**YOUR INSTRUCTIONS**
Repeat the material exactly, every line of it.

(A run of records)
====
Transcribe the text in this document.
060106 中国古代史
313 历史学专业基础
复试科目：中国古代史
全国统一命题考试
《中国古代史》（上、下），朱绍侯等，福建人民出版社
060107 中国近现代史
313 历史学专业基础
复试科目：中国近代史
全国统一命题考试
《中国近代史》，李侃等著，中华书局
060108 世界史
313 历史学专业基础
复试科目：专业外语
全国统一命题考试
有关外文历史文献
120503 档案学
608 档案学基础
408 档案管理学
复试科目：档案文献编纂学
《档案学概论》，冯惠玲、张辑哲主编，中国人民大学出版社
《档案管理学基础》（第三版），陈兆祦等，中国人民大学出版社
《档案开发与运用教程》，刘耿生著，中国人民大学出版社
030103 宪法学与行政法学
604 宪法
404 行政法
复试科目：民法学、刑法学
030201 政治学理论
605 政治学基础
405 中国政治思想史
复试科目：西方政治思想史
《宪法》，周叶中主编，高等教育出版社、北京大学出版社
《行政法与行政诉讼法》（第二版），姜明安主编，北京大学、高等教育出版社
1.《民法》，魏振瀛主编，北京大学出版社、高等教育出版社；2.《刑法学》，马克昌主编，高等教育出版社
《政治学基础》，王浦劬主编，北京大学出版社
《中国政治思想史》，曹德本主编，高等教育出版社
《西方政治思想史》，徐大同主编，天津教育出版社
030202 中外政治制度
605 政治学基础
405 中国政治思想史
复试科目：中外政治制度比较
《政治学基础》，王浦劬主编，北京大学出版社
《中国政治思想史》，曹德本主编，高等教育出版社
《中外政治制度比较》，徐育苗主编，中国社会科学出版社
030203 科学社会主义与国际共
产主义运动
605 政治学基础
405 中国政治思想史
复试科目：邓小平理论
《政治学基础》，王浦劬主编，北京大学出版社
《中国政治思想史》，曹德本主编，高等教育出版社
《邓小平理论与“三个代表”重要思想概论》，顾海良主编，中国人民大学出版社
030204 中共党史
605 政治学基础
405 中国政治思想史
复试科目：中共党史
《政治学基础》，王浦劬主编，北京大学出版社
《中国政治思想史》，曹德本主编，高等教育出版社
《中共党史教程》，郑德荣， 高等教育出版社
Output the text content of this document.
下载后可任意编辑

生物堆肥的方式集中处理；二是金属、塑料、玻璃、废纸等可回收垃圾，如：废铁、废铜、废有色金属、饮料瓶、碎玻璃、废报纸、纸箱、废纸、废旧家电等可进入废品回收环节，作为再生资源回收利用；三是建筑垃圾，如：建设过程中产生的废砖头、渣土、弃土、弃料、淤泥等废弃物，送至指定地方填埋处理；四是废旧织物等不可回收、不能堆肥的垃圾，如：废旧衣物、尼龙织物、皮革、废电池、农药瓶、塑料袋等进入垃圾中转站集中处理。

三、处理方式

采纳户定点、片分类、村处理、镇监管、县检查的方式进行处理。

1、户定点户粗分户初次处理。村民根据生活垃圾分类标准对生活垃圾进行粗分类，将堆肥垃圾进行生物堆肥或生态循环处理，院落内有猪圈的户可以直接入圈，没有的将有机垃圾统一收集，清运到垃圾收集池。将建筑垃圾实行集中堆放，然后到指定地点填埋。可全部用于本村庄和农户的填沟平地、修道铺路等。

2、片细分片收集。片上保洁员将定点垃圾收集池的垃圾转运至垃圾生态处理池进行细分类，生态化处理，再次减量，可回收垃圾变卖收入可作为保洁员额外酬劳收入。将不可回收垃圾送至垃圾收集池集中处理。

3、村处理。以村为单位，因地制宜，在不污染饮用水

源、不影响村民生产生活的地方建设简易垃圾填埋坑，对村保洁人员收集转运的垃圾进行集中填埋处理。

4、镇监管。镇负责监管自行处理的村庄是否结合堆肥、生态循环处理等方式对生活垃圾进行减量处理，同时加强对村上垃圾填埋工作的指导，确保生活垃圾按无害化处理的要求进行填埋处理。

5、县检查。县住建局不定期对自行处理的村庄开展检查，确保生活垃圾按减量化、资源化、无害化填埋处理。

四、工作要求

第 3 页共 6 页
====
**ANSWER TO THE PROBLEM**
Transcribe the text in this document.
060106 中国古代史
313 历史学专业基础
复试科目：中国古代史
全国统一命题考试
《中国古代史》（上、下），朱绍侯等，福建人民出版社
060107 中国近现代史
313 历史学专业基础
复试科目：中国近代史
全国统一命题考试
《中国近代史》，李侃等著，中华书局
060108 世界史
313 历史学专业基础
复试科目：专业外语
全国统一命题考试
有关外文历史文献
120503 档案学
608 档案学基础
408 档案管理学
复试科目：档案文献编纂学
《档案学概论》，冯惠玲、张辑哲主编，中国人民大学出版社
《档案管理学基础》（第三版），陈兆祦等，中国人民大学出版社
《档案开发与运用教程》，刘耿生著，中国人民大学出版社
030103 宪法学与行政法学
604 宪法
404 行政法
复试科目：民法学、刑法学
030201 政治学理论
605 政治学基础
405 中国政治思想史
复试科目：西方政治思想史
《宪法》，周叶中主编，高等教育出版社、北京大学出版社
《行政法与行政诉讼法》（第二版），姜明安主编，北京大学、高等教育出版社
1.《民法》，魏振瀛主编，北京大学出版社、高等教育出版社；2.《刑法学》，马克昌主编，高等教育出版社
《政治学基础》，王浦劬主编，北京大学出版社
《中国政治思想史》，曹德本主编，高等教育出版社
《西方政治思想史》，徐大同主编，天津教育出版社
030202 中外政治制度
605 政治学基础
405 中国政治思想史
复试科目：中外政治制度比较
《政治学基础》，王浦劬主编，北京大学出版社
《中国政治思想史》，曹德本主编，高等教育出版社
《中外政治制度比较》，徐育苗主编，中国社会科学出版社
030203 科学社会主义与国际共
产主义运动
605 政治学基础
405 中国政治思想史
复试科目：邓小平理论
《政治学基础》，王浦劬主编，北京大学出版社
《中国政治思想史》，曹德本主编，高等教育出版社
《邓小平理论与“三个代表”重要思想概论》，顾海良主编，中国人民大学出版社
030204 中共党史
605 政治学基础
405 中国政治思想史
复试科目：中共党史
《政治学基础》，王浦劬主编，北京大学出版社
《中国政治思想史》，曹德本主编，高等教育出版社
《中共党史教程》，郑德荣， 高等教育出版社
Output the text content of this document.
下载后可任意编辑

生物堆肥的方式集中处理；二是金属、塑料、玻璃、废纸等可回收垃圾，如：废铁、废铜、废有色金属、饮料瓶、碎玻璃、废报纸、纸箱、废纸、废旧家电等可进入废品回收环节，作为再生资源回收利用；三是建筑垃圾，如：建设过程中产生的废砖头、渣土、弃土、弃料、淤泥等废弃物，送至指定地方填埋处理；四是废旧织物等不可回收、不能堆肥的垃圾，如：废旧衣物、尼龙织物、皮革、废电池、农药瓶、塑料袋等进入垃圾中转站集中处理。

三、处理方式

采纳户定点、片分类、村处理、镇监管、县检查的方式进行处理。

1、户定点户粗分户初次处理。村民根据生活垃圾分类标准对生活垃圾进行粗分类，将堆肥垃圾进行生物堆肥或生态循环处理，院落内有猪圈的户可以直接入圈，没有的将有机垃圾统一收集，清运到垃圾收集池。将建筑垃圾实行集中堆放，然后到指定地点填埋。可全部用于本村庄和农户的填沟平地、修道铺路等。

2、片细分片收集。片上保洁员将定点垃圾收集池的垃圾转运至垃圾生态处理池进行细分类，生态化处理，再次减量，可回收垃圾变卖收入可作为保洁员额外酬劳收入。将不可回收垃圾送至垃圾收集池集中处理。

3、村处理。以村为单位，因地制宜，在不污染饮用水

源、不影响村民生产生活的地方建设简易垃圾填埋坑，对村保洁人员收集转运的垃圾进行集中填埋处理。

4、镇监管。镇负责监管自行处理的村庄是否结合堆肥、生态循环处理等方式对生活垃圾进行减量处理，同时加强对村上垃圾填埋工作的指导，确保生活垃圾按无害化处理的要求进行填埋处理。

5、县检查。县住建局不定期对自行处理的村庄开展检查，确保生活垃圾按减量化、资源化、无害化填埋处理。

四、工作要求

第 3 页共 6 页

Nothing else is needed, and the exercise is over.